Stored records:
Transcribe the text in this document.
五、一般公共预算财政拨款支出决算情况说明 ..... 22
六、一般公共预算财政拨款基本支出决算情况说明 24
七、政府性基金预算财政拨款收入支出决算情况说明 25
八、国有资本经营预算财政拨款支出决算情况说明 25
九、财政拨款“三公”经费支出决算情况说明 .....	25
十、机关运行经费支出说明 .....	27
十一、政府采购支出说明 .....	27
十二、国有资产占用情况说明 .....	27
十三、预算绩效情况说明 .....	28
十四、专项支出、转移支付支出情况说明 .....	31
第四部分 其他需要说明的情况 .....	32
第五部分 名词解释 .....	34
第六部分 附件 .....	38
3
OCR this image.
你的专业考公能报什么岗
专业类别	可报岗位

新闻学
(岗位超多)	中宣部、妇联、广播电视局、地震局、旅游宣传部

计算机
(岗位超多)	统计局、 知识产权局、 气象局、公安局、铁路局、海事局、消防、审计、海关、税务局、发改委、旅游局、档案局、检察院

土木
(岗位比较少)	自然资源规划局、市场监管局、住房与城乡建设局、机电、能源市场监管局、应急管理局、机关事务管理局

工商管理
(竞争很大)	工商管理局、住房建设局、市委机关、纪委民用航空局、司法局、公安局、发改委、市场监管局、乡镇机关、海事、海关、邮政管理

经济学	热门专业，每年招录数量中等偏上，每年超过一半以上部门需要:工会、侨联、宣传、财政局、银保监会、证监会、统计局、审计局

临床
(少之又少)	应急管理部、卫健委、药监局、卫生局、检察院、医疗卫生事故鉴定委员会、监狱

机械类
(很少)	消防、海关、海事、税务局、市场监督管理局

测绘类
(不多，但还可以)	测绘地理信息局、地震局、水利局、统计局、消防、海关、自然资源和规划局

* _Task_
Write out the full set of records exactly as given.

* _Right answer_
Transcribe the text in this document.
五、一般公共预算财政拨款支出决算情况说明 ..... 22
六、一般公共预算财政拨款基本支出决算情况说明 24
七、政府性基金预算财政拨款收入支出决算情况说明 25
八、国有资本经营预算财政拨款支出决算情况说明 25
九、财政拨款“三公”经费支出决算情况说明 .....	25
十、机关运行经费支出说明 .....	27
十一、政府采购支出说明 .....	27
十二、国有资产占用情况说明 .....	27
十三、预算绩效情况说明 .....	28
十四、专项支出、转移支付支出情况说明 .....	31
第四部分 其他需要说明的情况 .....	32
第五部分 名词解释 .....	34
第六部分 附件 .....	38
3
OCR this image.
你的专业考公能报什么岗
专业类别	可报岗位

新闻学
(岗位超多)	中宣部、妇联、广播电视局、地震局、旅游宣传部

计算机
(岗位超多)	统计局、 知识产权局、 气象局、公安局、铁路局、海事局、消防、审计、海关、税务局、发改委、旅游局、档案局、检察院

土木
(岗位比较少)	自然资源规划局、市场监管局、住房与城乡建设局、机电、能源市场监管局、应急管理局、机关事务管理局

工商管理
(竞争很大)	工商管理局、住房建设局、市委机关、纪委民用航空局、司法局、公安局、发改委、市场监管局、乡镇机关、海事、海关、邮政管理

经济学	热门专业，每年招录数量中等偏上，每年超过一半以上部门需要:工会、侨联、宣传、财政局、银保监会、证监会、统计局、审计局

临床
(少之又少)	应急管理部、卫健委、药监局、卫生局、检察院、医疗卫生事故鉴定委员会、监狱

机械类
(很少)	消防、海关、海事、税务局、市场监督管理局

测绘类
(不多，但还可以)	测绘地理信息局、地震局、水利局、统计局、消防、海关、自然资源和规划局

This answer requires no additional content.